» Explore the material
#1 Using the budget cuts press release, decide whether each statement agrees with it: (a) Jay L. Smith is president of the UW Board of Regents; (b) the finance committee voted to cap the UW's tuition increase at 10 percent; (c) the governor proposed $51 million in budget reductions. Answer yes or no for each, quoting the deciding words.
#2 Quote the budget cuts press release word for word, starting at "In an unusually" and ending at "absorbed by the UW.".

News & Events - University of Wisconsin System
FOR IMMEDIATE RELEASEMarch 7, 2002
Contact: Erik Christianson
Proposed Budget Cuts Could Limit UW System Enrollment
MADISON-The University of Wisconsin System will be forced to cut next fall's enrollment by thousands of students if legislators do not roll back the latest round of cuts proposed by the budget-writing Joint Finance Committee, Jay L. Smith, president of the UW Board of Regents warned Thursday.
In an unusually pessimistic message to the board, Smith said the UW simply could not absorb cuts beyond Gov. Scott McCallum's proposed $51 million budget reductions without drastically harming educational quality or student access. Earlier this week the legislative finance panel voted to cap the UW's tuition increase to 8 percent (a potential $9 million revenue loss) and to cut state agency budgets overall by $23 million, some portion of which would be absorbed by the UW.
If the tuition cap and further cuts are sustained in the final state budget, "the only recourse is to shut our doors to many deserving students," Smith said. "Otherwise, we may permanently jeopardize the quality education of which our citizens are so proud."

Dataset items
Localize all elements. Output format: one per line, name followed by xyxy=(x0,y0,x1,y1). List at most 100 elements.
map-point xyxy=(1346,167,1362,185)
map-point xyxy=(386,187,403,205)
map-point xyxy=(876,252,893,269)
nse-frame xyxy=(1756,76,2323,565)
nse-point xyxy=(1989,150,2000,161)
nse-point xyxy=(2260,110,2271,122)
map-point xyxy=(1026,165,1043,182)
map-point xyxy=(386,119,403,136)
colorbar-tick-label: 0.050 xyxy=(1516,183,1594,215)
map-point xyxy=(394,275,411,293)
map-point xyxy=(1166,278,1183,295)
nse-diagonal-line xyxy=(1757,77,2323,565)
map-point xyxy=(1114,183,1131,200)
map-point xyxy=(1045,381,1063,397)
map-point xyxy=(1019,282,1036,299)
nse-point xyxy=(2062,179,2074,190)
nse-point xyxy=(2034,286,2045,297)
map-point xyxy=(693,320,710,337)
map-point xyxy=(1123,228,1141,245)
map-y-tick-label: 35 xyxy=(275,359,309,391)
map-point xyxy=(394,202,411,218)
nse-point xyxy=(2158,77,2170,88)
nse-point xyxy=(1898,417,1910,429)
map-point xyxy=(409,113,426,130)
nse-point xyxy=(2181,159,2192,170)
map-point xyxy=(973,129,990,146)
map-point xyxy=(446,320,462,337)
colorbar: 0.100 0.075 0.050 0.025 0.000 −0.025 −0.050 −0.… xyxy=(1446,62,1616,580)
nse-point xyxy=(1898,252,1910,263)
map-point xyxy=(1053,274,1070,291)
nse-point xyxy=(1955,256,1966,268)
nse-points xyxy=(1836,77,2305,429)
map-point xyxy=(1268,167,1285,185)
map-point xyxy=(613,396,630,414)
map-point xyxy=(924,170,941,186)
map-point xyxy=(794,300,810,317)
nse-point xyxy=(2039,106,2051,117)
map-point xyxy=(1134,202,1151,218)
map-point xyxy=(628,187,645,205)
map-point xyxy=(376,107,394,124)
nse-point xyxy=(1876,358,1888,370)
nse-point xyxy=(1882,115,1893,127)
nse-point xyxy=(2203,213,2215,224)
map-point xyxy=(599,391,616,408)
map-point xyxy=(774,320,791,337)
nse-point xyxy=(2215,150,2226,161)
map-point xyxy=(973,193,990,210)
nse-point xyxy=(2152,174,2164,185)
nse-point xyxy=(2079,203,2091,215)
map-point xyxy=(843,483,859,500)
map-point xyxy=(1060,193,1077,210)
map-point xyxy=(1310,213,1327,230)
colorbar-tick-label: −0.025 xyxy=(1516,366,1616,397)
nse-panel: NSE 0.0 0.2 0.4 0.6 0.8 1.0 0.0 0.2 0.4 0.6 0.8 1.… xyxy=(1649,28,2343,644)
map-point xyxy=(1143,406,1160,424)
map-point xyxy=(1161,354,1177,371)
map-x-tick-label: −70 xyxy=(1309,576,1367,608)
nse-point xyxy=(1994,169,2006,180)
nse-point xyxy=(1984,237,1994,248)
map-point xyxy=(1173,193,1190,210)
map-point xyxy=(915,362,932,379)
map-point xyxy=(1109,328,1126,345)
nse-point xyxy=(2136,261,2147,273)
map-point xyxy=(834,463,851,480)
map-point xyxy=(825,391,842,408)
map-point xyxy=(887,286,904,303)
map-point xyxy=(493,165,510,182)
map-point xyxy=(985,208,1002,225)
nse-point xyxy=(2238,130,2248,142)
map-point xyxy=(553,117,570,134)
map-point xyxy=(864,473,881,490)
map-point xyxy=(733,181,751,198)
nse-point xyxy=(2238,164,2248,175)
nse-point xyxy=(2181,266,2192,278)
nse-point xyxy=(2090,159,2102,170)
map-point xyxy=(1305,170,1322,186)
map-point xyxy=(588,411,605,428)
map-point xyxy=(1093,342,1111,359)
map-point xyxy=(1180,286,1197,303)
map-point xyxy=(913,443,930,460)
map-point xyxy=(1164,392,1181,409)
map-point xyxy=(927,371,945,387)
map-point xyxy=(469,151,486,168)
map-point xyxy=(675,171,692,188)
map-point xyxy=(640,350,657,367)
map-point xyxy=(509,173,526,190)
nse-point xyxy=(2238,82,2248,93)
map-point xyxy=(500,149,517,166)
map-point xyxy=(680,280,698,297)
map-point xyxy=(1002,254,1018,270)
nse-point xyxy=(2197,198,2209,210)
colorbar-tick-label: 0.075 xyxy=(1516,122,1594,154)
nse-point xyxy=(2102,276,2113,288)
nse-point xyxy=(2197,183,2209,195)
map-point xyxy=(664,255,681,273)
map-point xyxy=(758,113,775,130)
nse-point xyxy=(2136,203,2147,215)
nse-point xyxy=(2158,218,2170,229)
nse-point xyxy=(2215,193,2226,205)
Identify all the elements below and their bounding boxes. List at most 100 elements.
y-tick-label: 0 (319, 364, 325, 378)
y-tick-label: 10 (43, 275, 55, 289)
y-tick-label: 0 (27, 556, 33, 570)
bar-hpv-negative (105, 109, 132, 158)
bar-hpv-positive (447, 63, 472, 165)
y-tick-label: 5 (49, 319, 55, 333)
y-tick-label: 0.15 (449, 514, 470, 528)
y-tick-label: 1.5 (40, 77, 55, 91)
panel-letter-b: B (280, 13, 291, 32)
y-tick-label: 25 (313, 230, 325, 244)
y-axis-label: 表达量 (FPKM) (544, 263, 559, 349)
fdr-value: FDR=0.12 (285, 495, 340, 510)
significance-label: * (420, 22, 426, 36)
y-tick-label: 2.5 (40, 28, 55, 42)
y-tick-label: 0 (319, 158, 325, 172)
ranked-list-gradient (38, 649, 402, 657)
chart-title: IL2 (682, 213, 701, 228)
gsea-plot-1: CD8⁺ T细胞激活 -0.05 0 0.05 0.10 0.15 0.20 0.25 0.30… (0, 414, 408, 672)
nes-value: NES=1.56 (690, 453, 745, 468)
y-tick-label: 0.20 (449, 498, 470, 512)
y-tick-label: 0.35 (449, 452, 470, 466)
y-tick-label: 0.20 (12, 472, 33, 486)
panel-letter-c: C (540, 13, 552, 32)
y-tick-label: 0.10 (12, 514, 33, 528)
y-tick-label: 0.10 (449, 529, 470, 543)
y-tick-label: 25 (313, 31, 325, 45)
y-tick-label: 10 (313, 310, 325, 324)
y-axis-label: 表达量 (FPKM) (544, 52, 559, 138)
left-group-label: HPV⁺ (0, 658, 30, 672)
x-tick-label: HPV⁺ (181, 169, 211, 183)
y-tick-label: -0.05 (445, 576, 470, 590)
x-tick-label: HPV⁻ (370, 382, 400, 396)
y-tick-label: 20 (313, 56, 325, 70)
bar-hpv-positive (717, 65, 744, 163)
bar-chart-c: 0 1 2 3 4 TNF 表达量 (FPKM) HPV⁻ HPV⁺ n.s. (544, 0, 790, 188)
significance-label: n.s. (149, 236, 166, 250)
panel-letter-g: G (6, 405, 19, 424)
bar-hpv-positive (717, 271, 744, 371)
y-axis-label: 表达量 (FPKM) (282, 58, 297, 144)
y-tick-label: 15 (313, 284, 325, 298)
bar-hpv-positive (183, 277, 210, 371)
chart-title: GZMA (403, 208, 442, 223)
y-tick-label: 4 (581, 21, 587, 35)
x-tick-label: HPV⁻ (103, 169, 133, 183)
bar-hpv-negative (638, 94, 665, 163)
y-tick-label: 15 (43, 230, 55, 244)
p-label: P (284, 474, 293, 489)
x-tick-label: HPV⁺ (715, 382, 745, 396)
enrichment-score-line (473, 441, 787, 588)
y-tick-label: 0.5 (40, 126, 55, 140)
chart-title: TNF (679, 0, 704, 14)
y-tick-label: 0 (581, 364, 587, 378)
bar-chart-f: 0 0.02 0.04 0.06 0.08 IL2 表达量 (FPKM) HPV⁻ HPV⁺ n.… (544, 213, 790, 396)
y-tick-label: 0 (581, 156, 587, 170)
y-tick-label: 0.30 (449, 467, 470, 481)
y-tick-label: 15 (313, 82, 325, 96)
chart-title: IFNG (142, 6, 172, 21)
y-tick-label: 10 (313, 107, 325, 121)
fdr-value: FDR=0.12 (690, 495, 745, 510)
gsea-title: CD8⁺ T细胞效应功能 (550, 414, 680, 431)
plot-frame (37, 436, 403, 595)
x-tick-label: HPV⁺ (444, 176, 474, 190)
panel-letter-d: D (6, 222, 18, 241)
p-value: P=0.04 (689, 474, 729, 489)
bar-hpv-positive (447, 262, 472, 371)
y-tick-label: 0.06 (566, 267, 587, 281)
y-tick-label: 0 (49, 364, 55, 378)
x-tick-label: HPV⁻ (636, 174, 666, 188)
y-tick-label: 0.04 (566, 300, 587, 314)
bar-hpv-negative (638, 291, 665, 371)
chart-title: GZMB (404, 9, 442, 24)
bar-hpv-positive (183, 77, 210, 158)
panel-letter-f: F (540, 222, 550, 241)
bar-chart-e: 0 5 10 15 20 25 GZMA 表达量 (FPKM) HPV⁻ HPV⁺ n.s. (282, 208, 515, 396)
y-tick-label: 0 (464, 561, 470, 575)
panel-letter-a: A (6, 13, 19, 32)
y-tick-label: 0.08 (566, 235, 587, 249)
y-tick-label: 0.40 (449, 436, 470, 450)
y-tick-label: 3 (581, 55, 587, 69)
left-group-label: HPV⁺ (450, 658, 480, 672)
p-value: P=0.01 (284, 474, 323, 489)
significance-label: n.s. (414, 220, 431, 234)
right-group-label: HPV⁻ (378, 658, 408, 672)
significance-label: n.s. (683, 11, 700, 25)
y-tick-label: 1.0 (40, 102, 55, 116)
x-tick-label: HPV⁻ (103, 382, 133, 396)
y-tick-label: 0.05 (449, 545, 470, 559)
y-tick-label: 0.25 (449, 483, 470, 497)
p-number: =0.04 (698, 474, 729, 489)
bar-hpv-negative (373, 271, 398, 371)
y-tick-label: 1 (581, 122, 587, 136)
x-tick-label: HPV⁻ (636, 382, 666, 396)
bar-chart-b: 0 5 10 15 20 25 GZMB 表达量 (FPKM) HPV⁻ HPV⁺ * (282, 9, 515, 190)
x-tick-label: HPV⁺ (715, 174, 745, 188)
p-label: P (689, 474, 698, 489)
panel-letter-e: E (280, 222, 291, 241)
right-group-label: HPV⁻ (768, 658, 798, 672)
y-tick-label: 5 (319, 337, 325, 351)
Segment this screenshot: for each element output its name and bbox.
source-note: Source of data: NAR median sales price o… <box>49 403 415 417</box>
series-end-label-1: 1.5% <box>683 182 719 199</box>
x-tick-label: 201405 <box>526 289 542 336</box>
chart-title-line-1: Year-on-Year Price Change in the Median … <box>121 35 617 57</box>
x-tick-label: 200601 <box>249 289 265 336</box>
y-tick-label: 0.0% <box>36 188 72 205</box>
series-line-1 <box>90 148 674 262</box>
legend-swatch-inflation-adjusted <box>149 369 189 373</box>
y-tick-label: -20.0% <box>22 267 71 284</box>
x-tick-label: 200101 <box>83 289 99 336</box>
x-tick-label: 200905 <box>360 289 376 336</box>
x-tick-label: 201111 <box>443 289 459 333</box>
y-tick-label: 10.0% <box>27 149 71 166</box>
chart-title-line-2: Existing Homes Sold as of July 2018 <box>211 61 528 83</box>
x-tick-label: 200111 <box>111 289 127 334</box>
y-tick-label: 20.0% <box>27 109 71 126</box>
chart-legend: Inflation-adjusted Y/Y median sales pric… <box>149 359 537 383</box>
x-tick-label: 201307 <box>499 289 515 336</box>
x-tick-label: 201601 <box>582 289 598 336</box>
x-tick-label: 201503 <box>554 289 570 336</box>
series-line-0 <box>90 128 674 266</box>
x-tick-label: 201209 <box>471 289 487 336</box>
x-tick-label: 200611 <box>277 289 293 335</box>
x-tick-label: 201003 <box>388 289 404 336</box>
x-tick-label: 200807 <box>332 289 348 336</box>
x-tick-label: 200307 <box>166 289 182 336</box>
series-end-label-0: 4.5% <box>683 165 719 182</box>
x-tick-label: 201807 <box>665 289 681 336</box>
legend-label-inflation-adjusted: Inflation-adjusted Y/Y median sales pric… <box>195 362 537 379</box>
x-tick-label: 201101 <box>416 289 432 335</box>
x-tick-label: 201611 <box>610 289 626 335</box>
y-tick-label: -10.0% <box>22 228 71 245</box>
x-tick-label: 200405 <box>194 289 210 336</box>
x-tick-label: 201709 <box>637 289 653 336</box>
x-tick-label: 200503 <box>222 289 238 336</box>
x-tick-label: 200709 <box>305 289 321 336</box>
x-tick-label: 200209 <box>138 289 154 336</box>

» Answers to the tasks
#1
(a) Yes: "Jay L. Smith, president of the UW Board of Regents"
(b) No: "voted to cap the UW's tuition increase to 8 percent"
(c) Yes: "Gov. Scott McCallum's proposed $51 million budget reductions"

#2
In an unusually pessimistic message to the board, Smith said the UW simply could not absorb cuts beyond Gov. Scott McCallum's proposed $51 million budget reductions without drastically harming educational quality or student access. Earlier this week the legislative finance panel voted to cap the UW's tuition increase to 8 percent (a potential $9 million revenue loss) and to cut state agency budgets overall by $23 million, some portion of which would be absorbed by the UW.